== REQUIREMENT ==
Copy out each line below that has the word "Personal" in it.

== INPUT MATERIAL ==
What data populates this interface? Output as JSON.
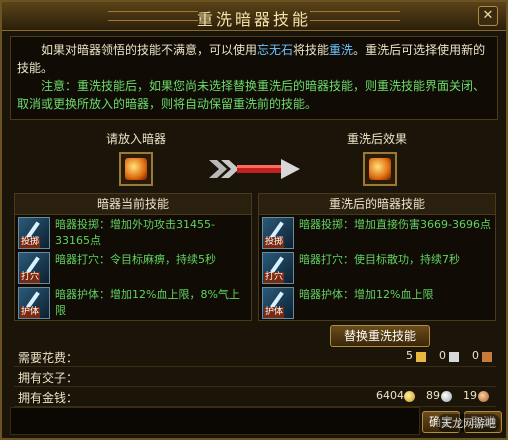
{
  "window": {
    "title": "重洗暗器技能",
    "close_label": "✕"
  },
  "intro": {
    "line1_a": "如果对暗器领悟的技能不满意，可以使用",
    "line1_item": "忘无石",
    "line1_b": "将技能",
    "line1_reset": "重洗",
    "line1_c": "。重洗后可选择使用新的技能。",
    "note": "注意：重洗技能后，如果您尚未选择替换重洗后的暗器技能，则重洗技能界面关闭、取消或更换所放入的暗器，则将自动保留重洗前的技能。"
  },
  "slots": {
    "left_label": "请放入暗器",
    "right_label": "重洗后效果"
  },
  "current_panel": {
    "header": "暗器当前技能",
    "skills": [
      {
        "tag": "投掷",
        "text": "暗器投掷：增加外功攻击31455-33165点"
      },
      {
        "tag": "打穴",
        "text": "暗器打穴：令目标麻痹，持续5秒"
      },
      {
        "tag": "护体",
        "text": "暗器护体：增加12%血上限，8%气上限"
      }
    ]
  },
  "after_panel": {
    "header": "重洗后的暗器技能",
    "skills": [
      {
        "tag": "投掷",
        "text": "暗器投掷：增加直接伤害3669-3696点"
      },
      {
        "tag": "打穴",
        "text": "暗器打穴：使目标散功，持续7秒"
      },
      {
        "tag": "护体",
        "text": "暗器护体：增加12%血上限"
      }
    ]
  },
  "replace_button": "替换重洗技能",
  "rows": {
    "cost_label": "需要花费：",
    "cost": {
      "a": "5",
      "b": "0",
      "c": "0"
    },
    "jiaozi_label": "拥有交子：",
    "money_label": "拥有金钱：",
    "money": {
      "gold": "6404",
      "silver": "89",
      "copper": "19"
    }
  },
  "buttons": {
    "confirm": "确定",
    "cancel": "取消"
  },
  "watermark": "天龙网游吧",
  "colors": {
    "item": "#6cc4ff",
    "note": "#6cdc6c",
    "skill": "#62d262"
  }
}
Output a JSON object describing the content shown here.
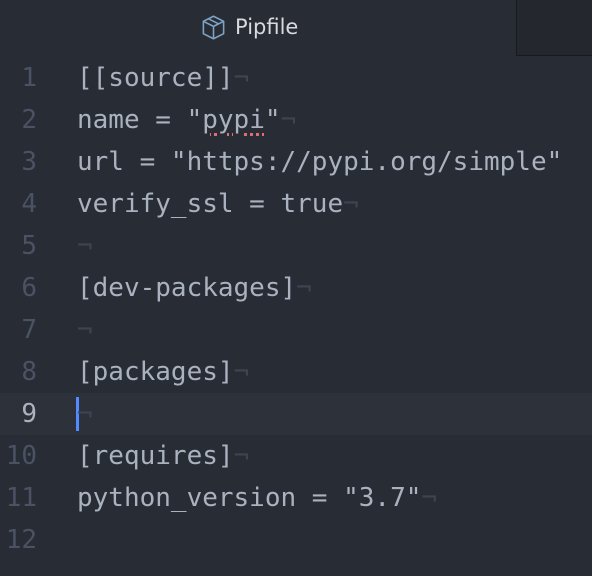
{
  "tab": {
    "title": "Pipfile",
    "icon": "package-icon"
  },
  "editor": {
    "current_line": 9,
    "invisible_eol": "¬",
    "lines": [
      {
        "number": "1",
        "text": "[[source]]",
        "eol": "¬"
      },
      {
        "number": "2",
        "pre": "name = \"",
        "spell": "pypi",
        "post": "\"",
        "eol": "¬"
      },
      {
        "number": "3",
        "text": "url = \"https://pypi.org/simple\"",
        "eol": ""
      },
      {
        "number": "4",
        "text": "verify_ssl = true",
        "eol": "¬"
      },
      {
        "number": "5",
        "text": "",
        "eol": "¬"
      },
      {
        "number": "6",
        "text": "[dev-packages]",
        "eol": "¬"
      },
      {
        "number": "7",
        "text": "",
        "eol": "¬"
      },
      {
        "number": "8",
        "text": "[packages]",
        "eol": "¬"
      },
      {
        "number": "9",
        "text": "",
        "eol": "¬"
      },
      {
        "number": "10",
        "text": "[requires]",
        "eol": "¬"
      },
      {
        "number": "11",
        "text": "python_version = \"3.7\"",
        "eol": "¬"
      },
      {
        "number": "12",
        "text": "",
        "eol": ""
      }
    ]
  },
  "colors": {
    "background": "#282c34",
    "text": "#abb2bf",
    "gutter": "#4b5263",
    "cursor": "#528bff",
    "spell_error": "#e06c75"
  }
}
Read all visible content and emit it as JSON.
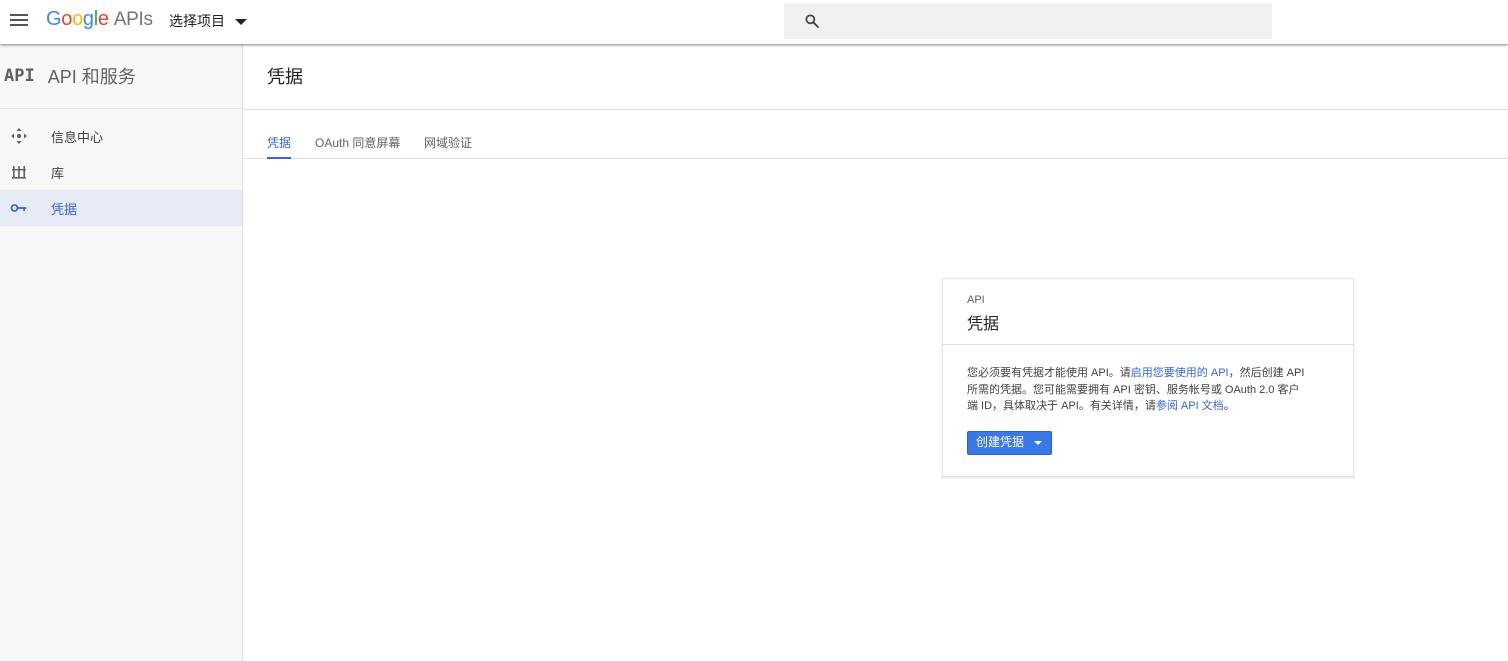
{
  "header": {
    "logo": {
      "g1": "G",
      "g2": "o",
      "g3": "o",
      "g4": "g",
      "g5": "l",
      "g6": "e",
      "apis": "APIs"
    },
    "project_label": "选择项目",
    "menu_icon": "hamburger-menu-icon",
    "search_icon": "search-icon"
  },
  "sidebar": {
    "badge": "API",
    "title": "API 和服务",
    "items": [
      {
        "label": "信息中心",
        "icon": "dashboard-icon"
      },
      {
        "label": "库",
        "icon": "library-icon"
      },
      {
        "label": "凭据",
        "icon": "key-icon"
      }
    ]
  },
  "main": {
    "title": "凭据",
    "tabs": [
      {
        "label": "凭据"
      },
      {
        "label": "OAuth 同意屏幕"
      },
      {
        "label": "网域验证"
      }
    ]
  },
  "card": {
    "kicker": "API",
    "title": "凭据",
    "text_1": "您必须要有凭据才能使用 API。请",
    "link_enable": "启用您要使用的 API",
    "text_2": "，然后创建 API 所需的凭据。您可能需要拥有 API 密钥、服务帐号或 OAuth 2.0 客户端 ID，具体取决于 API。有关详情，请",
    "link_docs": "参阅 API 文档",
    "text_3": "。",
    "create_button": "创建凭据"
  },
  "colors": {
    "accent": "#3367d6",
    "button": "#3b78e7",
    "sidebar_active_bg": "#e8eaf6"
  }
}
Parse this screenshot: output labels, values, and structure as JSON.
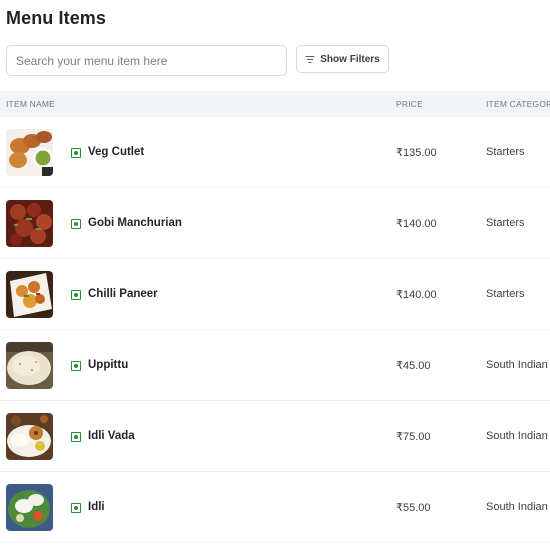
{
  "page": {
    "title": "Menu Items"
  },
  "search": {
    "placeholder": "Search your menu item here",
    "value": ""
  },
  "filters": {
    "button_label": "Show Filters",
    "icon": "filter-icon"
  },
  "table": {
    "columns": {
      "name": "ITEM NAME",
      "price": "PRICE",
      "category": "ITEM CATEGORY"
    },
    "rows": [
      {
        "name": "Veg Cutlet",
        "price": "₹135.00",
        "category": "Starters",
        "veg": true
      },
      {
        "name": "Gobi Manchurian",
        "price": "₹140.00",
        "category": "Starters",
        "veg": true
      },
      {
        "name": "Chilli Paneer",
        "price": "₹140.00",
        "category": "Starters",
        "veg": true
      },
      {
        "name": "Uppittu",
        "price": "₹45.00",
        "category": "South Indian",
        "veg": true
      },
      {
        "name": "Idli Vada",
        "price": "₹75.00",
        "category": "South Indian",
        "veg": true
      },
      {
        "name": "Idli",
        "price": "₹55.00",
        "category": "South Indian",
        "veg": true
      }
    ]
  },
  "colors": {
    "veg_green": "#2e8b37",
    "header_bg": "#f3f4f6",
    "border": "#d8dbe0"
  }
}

==

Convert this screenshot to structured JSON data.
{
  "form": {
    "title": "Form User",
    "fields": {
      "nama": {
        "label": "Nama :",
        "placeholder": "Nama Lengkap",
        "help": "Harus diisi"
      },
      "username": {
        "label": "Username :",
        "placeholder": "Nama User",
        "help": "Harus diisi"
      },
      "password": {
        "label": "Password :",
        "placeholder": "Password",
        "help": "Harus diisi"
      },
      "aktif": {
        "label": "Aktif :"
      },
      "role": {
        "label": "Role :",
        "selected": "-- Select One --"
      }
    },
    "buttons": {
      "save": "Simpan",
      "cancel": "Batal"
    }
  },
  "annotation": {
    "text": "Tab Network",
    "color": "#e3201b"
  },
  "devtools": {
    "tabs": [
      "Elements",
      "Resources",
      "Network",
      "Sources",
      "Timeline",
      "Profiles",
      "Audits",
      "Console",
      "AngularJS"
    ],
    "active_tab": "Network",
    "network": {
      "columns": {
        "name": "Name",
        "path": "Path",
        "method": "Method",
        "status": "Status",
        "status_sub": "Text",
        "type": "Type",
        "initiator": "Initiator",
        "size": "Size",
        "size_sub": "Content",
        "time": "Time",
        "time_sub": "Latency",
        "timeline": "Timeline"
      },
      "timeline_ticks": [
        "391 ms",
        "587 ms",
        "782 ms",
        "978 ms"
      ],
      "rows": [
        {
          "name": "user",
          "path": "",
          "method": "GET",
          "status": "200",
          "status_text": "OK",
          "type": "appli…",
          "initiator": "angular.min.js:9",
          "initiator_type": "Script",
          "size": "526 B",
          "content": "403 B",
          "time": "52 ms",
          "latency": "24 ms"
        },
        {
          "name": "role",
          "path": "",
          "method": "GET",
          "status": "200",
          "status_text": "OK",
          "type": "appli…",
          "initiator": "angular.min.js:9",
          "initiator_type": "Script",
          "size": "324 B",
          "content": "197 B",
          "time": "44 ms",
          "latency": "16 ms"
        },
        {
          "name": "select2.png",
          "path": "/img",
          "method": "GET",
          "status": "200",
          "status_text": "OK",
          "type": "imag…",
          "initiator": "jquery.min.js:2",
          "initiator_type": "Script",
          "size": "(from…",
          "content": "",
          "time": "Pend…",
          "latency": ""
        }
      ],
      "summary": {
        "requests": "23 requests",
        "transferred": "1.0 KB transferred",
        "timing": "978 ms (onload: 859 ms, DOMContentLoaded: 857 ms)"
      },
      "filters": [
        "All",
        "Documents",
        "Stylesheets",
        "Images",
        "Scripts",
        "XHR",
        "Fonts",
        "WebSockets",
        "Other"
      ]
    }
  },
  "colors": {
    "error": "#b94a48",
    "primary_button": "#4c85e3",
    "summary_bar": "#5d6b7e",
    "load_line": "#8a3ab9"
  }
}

---

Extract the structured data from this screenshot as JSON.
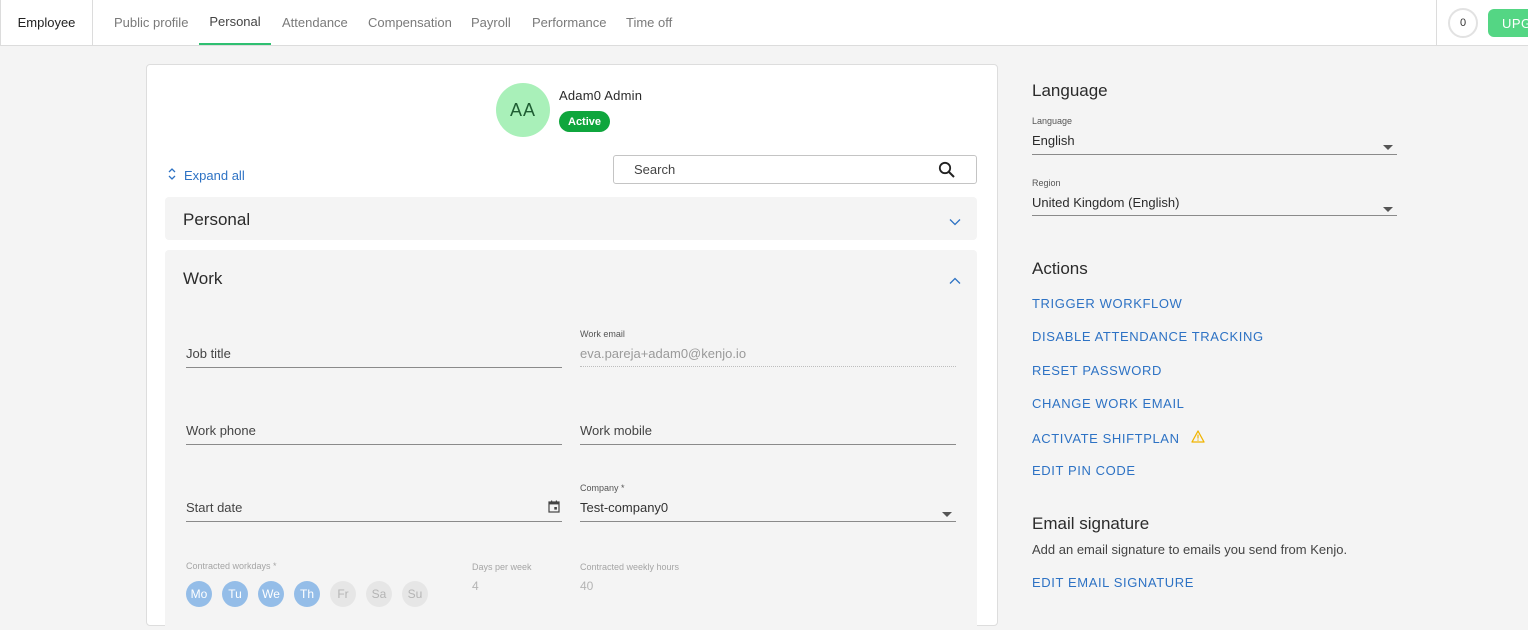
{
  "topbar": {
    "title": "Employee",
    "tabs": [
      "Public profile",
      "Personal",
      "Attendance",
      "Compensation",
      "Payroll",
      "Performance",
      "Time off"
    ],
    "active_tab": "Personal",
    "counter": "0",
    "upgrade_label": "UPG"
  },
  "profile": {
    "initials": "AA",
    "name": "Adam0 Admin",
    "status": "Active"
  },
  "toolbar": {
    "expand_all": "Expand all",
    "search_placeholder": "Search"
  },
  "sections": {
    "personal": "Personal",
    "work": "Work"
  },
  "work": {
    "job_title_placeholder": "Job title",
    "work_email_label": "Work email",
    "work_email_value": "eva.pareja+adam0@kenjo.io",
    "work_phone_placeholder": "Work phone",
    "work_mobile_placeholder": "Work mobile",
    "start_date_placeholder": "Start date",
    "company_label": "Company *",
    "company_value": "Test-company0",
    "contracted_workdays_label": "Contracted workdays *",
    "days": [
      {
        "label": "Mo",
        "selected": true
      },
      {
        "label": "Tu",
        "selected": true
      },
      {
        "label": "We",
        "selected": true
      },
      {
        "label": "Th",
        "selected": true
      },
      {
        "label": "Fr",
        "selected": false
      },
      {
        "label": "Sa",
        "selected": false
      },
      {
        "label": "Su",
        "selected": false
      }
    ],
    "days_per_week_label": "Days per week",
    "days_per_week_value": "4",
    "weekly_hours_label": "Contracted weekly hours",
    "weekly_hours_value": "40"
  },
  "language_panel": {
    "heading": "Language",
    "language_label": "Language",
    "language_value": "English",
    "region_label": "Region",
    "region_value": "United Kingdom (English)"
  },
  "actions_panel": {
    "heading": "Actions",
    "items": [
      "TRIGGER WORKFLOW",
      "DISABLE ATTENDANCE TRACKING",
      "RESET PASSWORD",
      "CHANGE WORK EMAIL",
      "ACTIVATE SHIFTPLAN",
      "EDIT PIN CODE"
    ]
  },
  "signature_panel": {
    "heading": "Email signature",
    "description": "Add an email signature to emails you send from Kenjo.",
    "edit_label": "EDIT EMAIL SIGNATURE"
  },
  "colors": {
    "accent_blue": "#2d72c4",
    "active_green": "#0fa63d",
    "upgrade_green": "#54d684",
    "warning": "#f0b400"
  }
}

== FULL ANSWER ==
      "Personal",
    "active_tab": "Personal",
    "personal": "Personal",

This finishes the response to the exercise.